* _WHAT NEEDS TO BE DONE_
Locate the string "книжных" throughout the material and copy every line in which it occurs.

* _RECORDS FOR PROCESSING_
— begin —

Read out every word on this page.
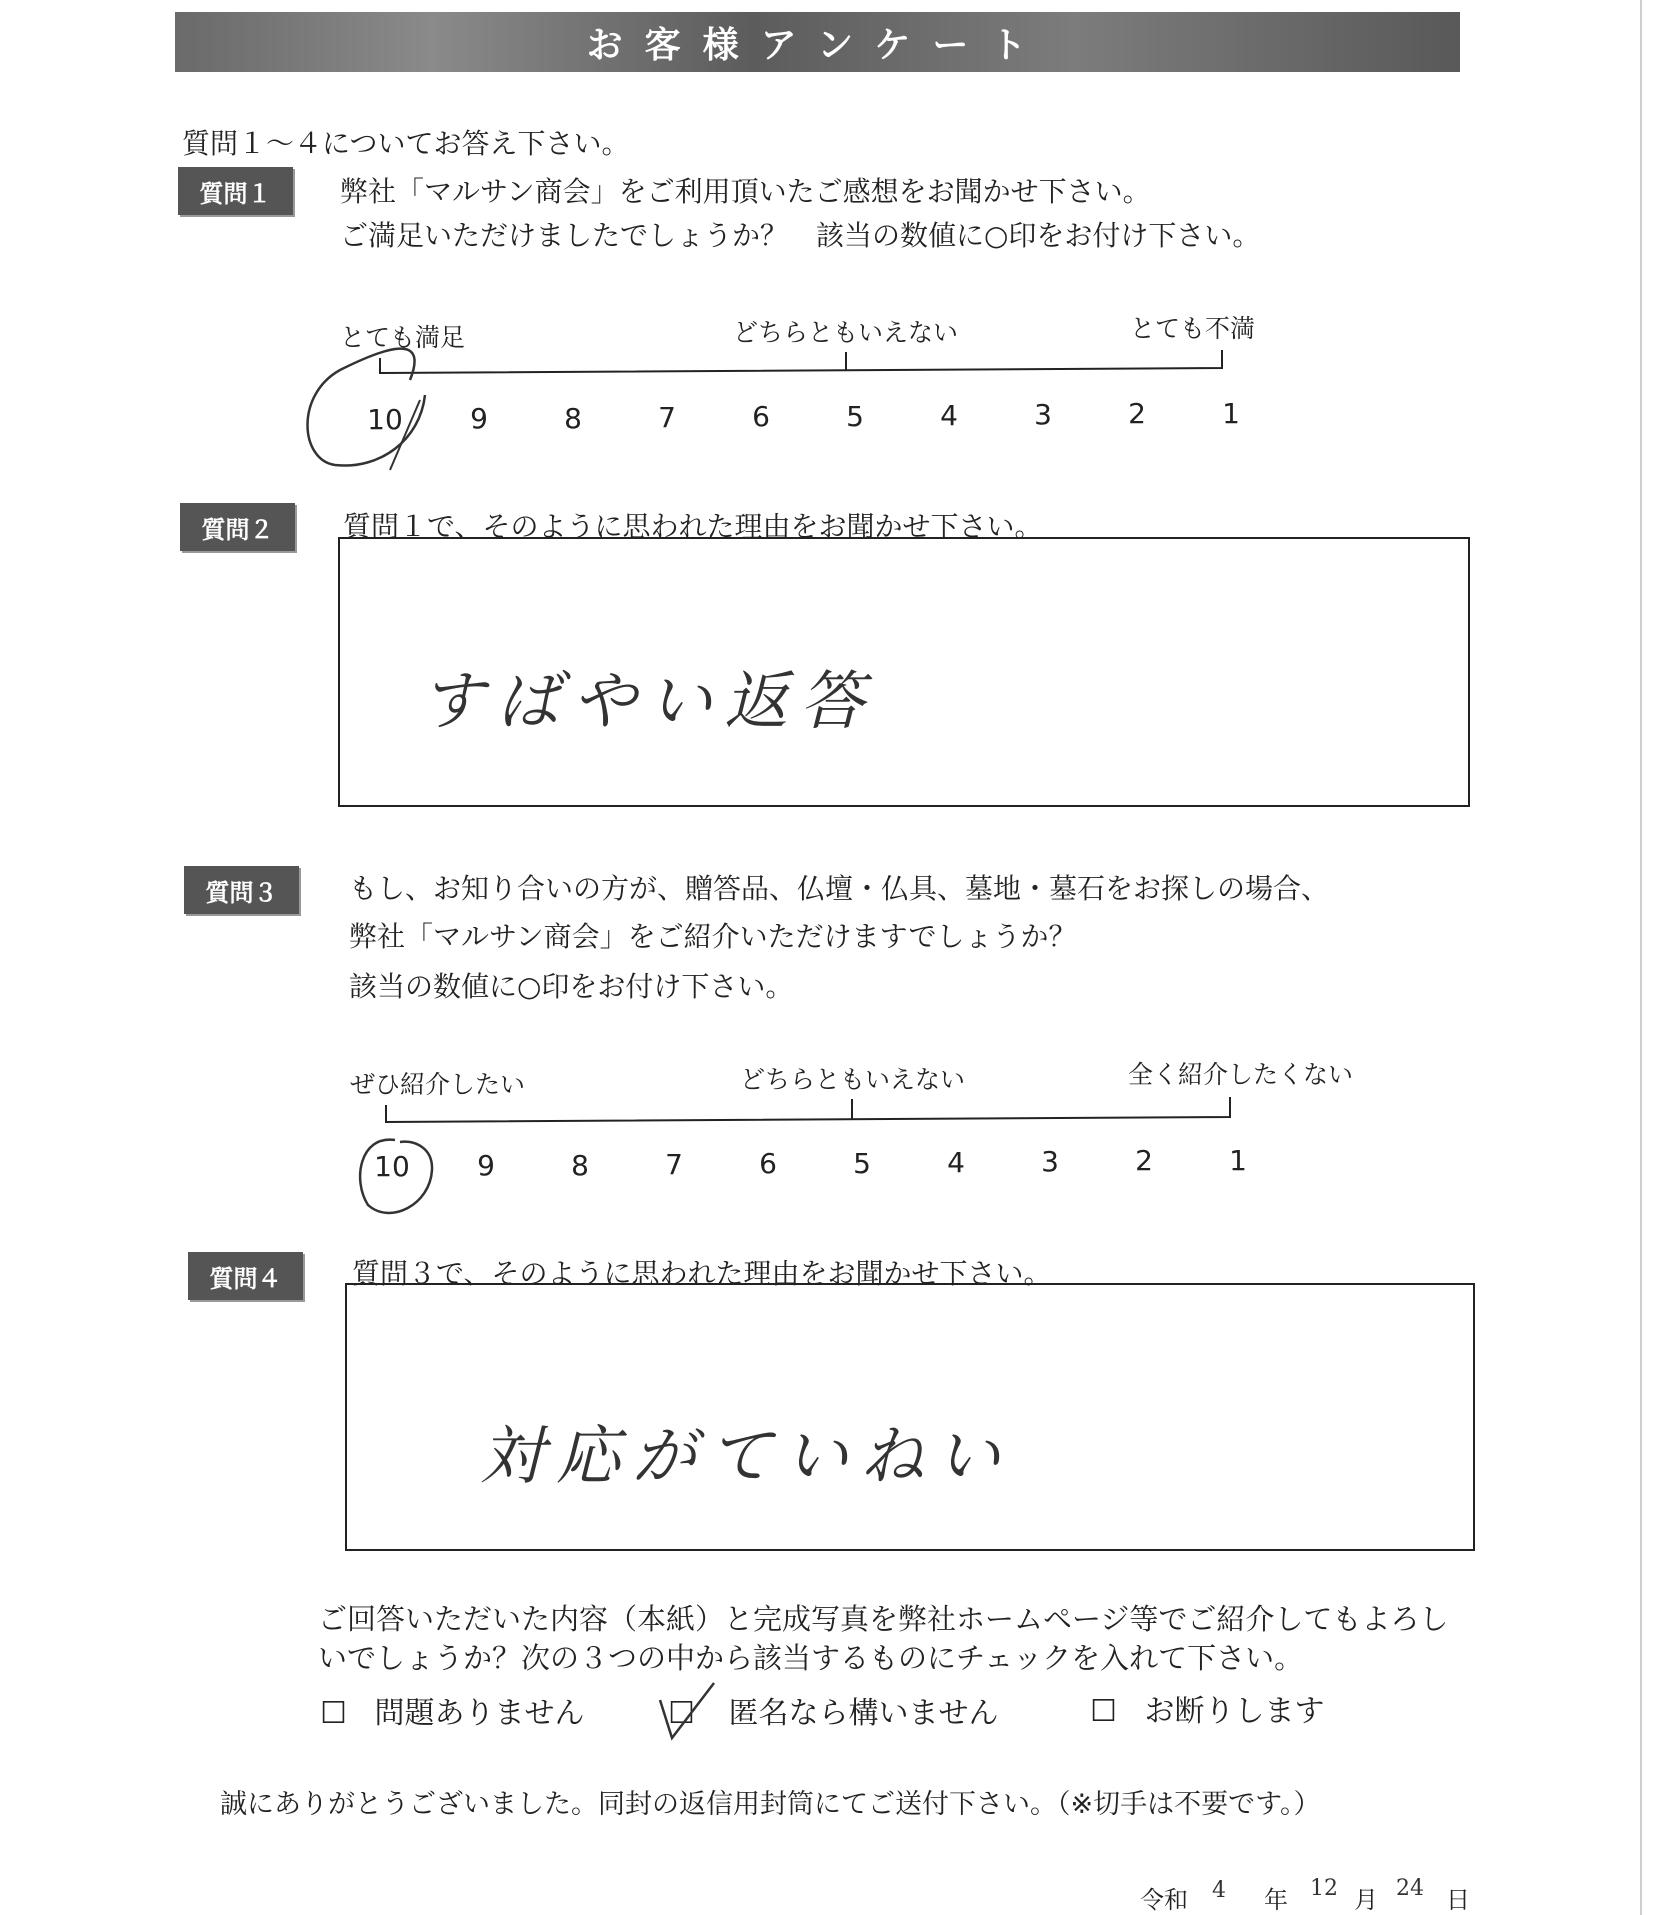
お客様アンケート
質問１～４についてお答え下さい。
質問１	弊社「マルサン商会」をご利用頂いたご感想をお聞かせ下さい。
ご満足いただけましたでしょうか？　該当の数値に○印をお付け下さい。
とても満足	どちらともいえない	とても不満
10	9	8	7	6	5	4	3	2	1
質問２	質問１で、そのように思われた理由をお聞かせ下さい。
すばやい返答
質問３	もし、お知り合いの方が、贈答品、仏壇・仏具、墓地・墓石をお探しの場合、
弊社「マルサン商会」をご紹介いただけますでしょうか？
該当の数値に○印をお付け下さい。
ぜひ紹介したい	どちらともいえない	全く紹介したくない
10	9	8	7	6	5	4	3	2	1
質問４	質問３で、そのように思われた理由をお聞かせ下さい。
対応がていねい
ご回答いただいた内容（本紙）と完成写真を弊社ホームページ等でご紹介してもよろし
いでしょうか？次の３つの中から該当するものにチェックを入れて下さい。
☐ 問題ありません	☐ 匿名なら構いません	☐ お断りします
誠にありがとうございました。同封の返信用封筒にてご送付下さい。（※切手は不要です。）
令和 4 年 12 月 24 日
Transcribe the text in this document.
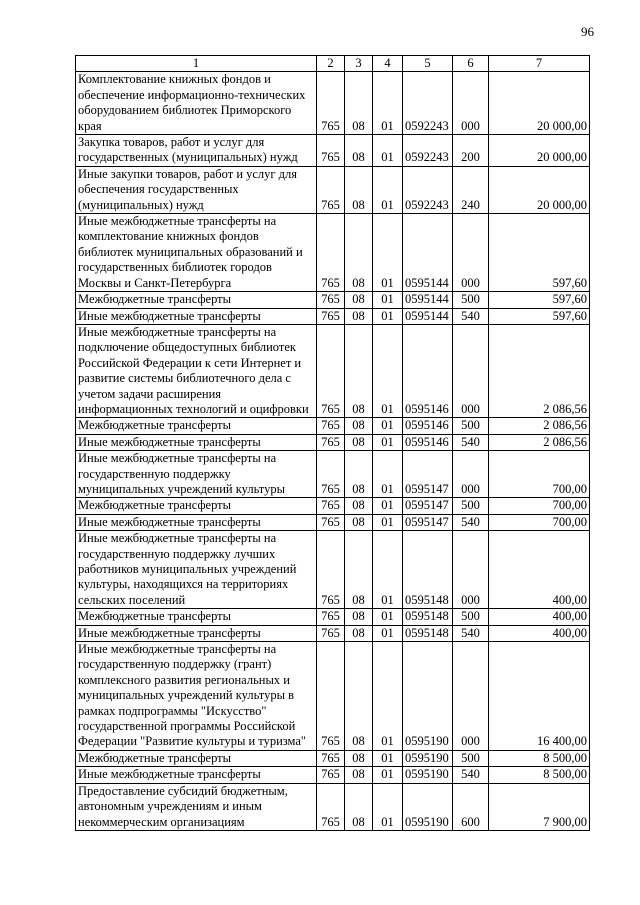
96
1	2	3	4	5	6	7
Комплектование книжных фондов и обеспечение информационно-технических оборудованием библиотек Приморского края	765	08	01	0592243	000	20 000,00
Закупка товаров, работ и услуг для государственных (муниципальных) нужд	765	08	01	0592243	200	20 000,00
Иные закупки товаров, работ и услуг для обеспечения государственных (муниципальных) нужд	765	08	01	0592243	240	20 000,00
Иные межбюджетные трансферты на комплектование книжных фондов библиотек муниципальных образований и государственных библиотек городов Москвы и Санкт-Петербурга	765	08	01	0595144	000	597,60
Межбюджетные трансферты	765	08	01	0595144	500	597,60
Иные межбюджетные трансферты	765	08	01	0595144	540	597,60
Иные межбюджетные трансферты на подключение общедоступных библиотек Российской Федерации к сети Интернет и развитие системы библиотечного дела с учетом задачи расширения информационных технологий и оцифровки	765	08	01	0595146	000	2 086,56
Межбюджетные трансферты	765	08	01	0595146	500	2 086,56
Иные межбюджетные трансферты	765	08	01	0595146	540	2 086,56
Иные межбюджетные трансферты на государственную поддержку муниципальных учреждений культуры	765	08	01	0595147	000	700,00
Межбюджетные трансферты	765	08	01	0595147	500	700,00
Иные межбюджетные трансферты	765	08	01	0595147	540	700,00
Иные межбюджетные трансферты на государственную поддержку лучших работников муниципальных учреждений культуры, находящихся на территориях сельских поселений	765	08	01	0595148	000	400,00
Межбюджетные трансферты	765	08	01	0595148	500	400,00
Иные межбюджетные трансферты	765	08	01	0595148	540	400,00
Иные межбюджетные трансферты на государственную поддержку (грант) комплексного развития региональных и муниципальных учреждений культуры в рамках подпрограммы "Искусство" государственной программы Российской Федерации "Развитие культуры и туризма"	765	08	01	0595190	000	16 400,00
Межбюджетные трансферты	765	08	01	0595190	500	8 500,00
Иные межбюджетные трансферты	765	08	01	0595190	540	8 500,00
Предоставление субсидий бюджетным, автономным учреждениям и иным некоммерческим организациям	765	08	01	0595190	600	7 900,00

— end —

* _TASK ANSWER_
Комплектование книжных фондов и обеспечение информационно-технических оборудованием библиотек Приморского края	765	08	01	0592243	000	20 000,00
Иные межбюджетные трансферты на комплектование книжных фондов библиотек муниципальных образований и государственных библиотек городов Москвы и Санкт-Петербурга	765	08	01	0595144	000	597,60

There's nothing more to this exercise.